Request =
Return all entries precisely as they stand, without the images.

----------

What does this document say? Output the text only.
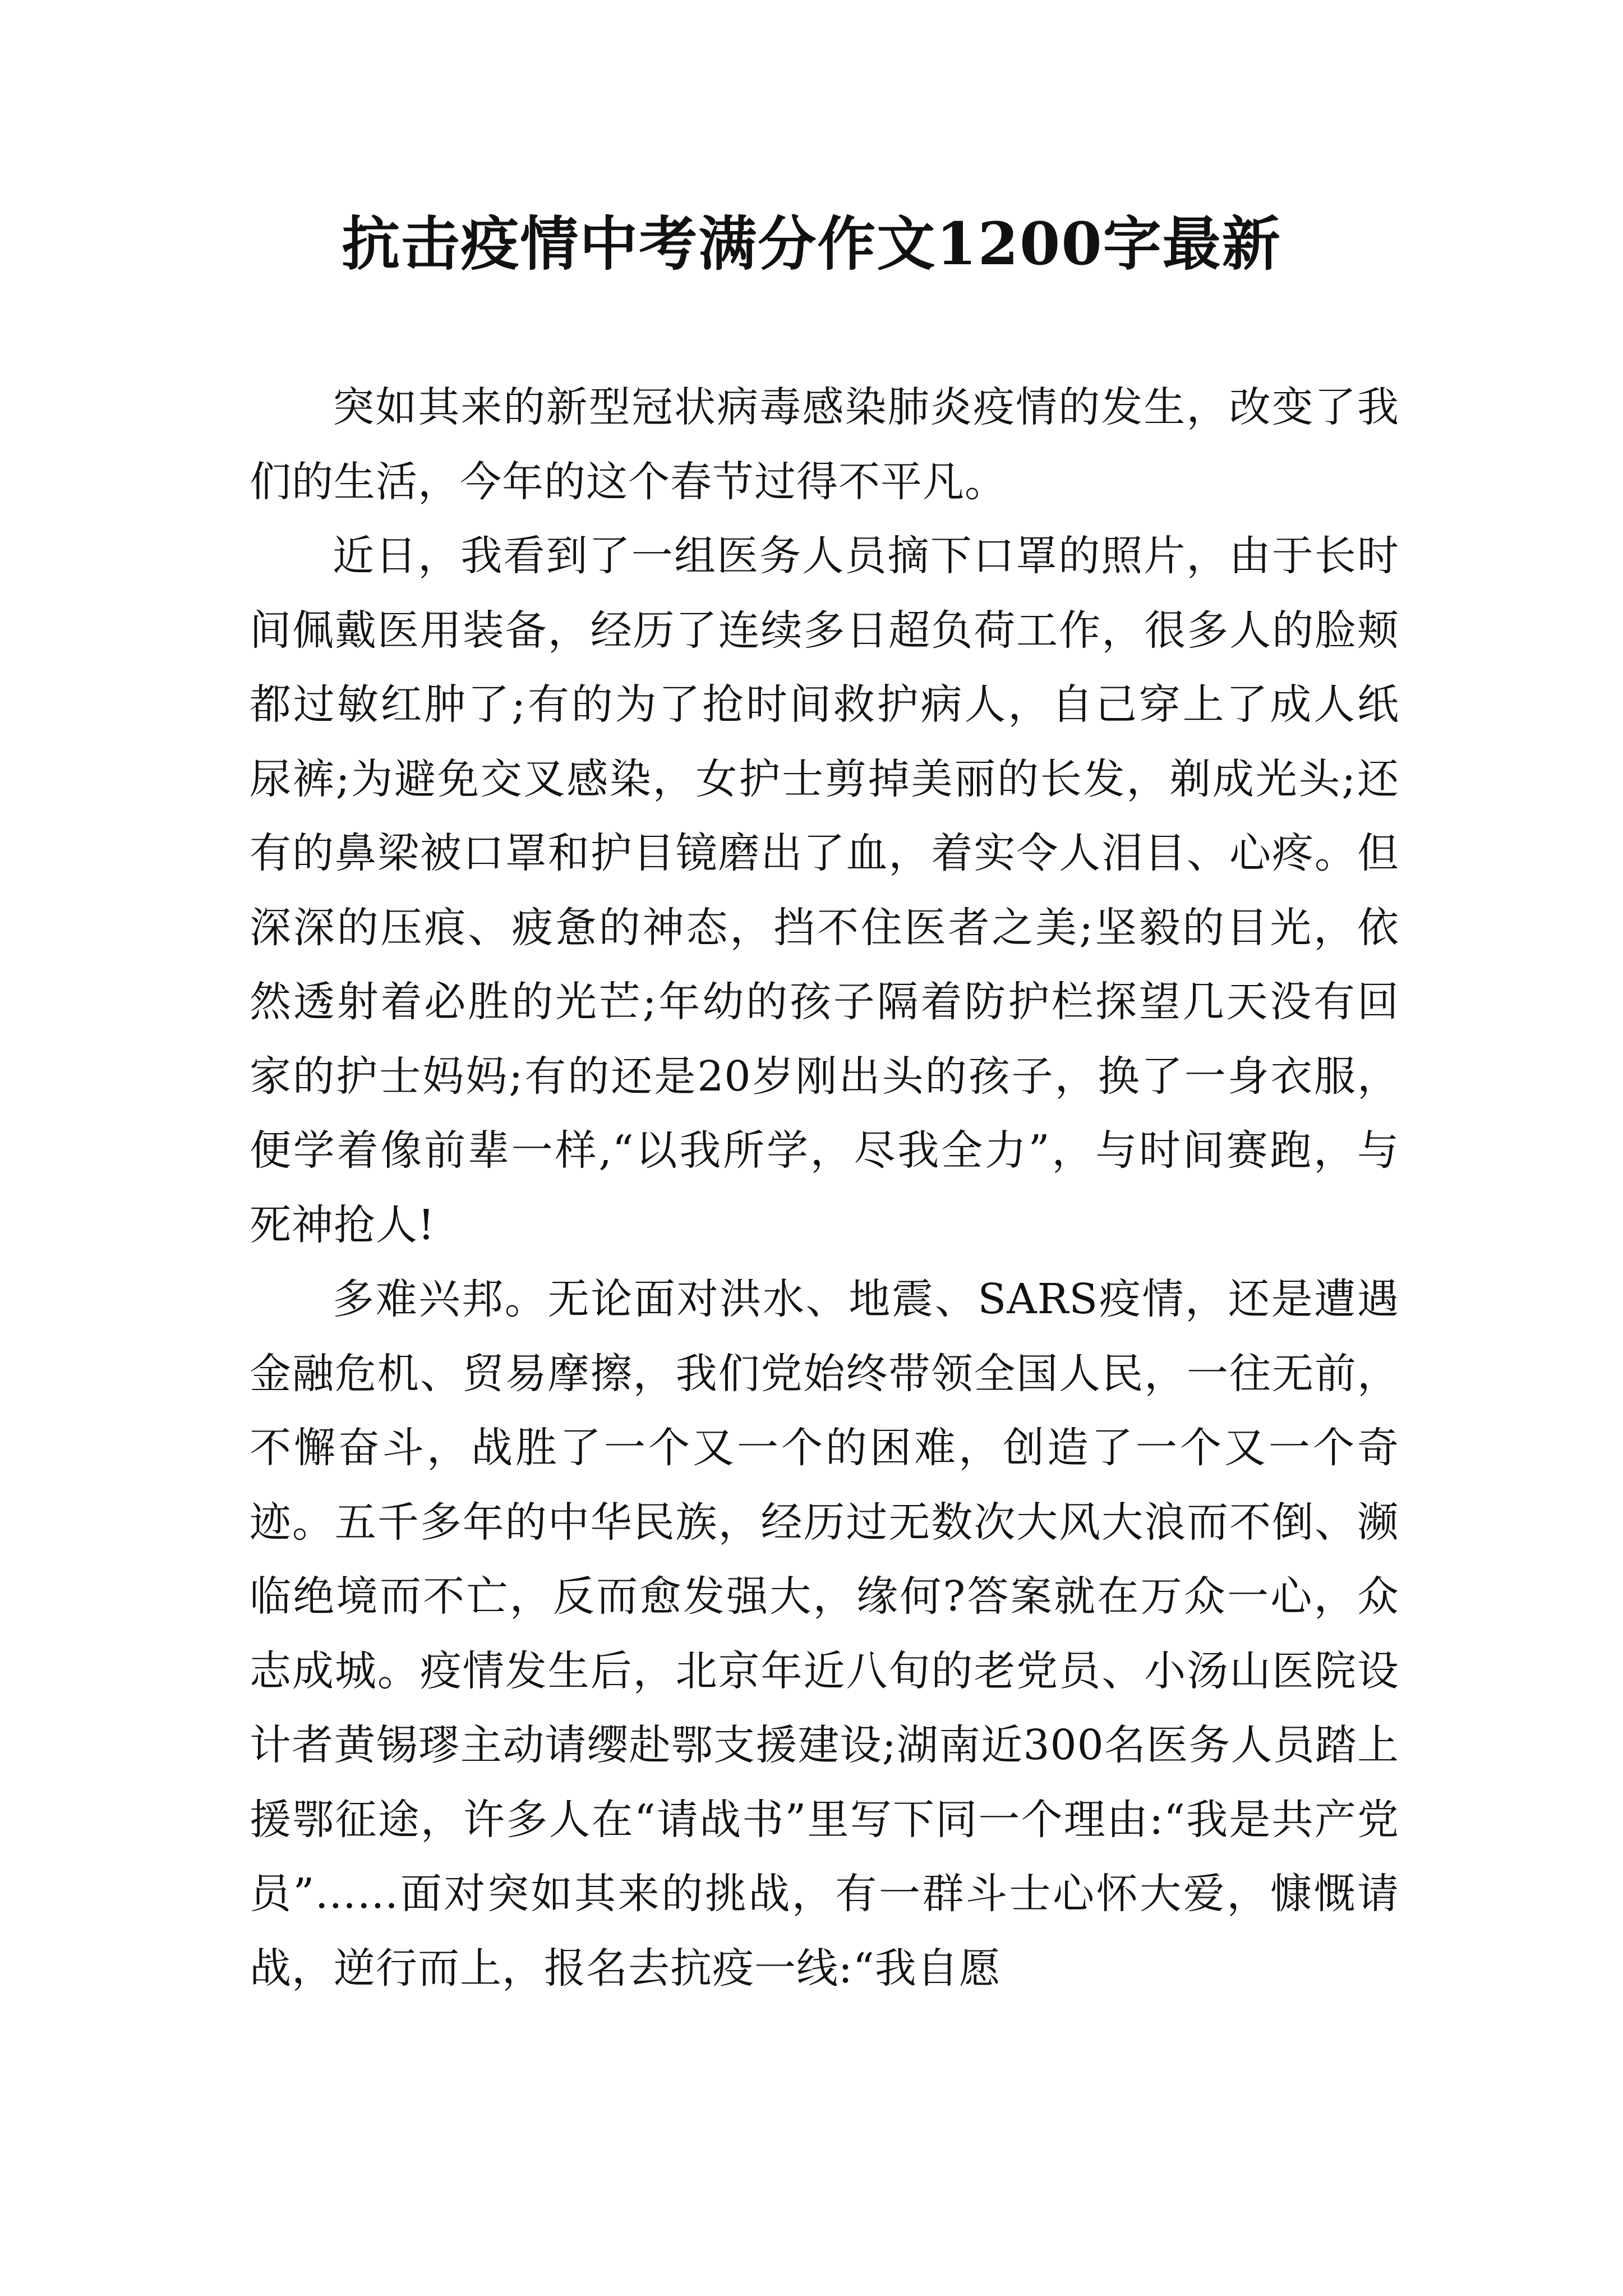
抗击疫情中考满分作文1200字最新

突如其来的新型冠状病毒感染肺炎疫情的发生，改变了我们的生活，今年的这个春节过得不平凡。

近日，我看到了一组医务人员摘下口罩的照片，由于长时间佩戴医用装备，经历了连续多日超负荷工作，很多人的脸颊都过敏红肿了;有的为了抢时间救护病人，自己穿上了成人纸尿裤;为避免交叉感染，女护士剪掉美丽的长发，剃成光头;还有的鼻梁被口罩和护目镜磨出了血，着实令人泪目、心疼。但深深的压痕、疲惫的神态，挡不住医者之美;坚毅的目光，依然透射着必胜的光芒;年幼的孩子隔着防护栏探望几天没有回家的护士妈妈;有的还是20岁刚出头的孩子，换了一身衣服，便学着像前辈一样,“以我所学，尽我全力”，与时间赛跑，与死神抢人!

多难兴邦。无论面对洪水、地震、SARS疫情，还是遭遇金融危机、贸易摩擦，我们党始终带领全国人民，一往无前，不懈奋斗，战胜了一个又一个的困难，创造了一个又一个奇迹。五千多年的中华民族，经历过无数次大风大浪而不倒、濒临绝境而不亡，反而愈发强大，缘何?答案就在万众一心，众志成城。疫情发生后，北京年近八旬的老党员、小汤山医院设计者黄锡璆主动请缨赴鄂支援建设;湖南近300名医务人员踏上援鄂征途，许多人在“请战书”里写下同一个理由:“我是共产党员”……面对突如其来的挑战，有一群斗士心怀大爱，慷慨请战，逆行而上，报名去抗疫一线:“我自愿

----------

Task result =
What does this document say? Output the text only.
抗击疫情中考满分作文1200字最新

突如其来的新型冠状病毒感染肺炎疫情的发生，改变了我们的生活，今年的这个春节过得不平凡。

近日，我看到了一组医务人员摘下口罩的照片，由于长时间佩戴医用装备，经历了连续多日超负荷工作，很多人的脸颊都过敏红肿了;有的为了抢时间救护病人，自己穿上了成人纸尿裤;为避免交叉感染，女护士剪掉美丽的长发，剃成光头;还有的鼻梁被口罩和护目镜磨出了血，着实令人泪目、心疼。但深深的压痕、疲惫的神态，挡不住医者之美;坚毅的目光，依然透射着必胜的光芒;年幼的孩子隔着防护栏探望几天没有回家的护士妈妈;有的还是20岁刚出头的孩子，换了一身衣服，便学着像前辈一样,“以我所学，尽我全力”，与时间赛跑，与死神抢人!

多难兴邦。无论面对洪水、地震、SARS疫情，还是遭遇金融危机、贸易摩擦，我们党始终带领全国人民，一往无前，不懈奋斗，战胜了一个又一个的困难，创造了一个又一个奇迹。五千多年的中华民族，经历过无数次大风大浪而不倒、濒临绝境而不亡，反而愈发强大，缘何?答案就在万众一心，众志成城。疫情发生后，北京年近八旬的老党员、小汤山医院设计者黄锡璆主动请缨赴鄂支援建设;湖南近300名医务人员踏上援鄂征途，许多人在“请战书”里写下同一个理由:“我是共产党员”……面对突如其来的挑战，有一群斗士心怀大爱，慷慨请战，逆行而上，报名去抗疫一线:“我自愿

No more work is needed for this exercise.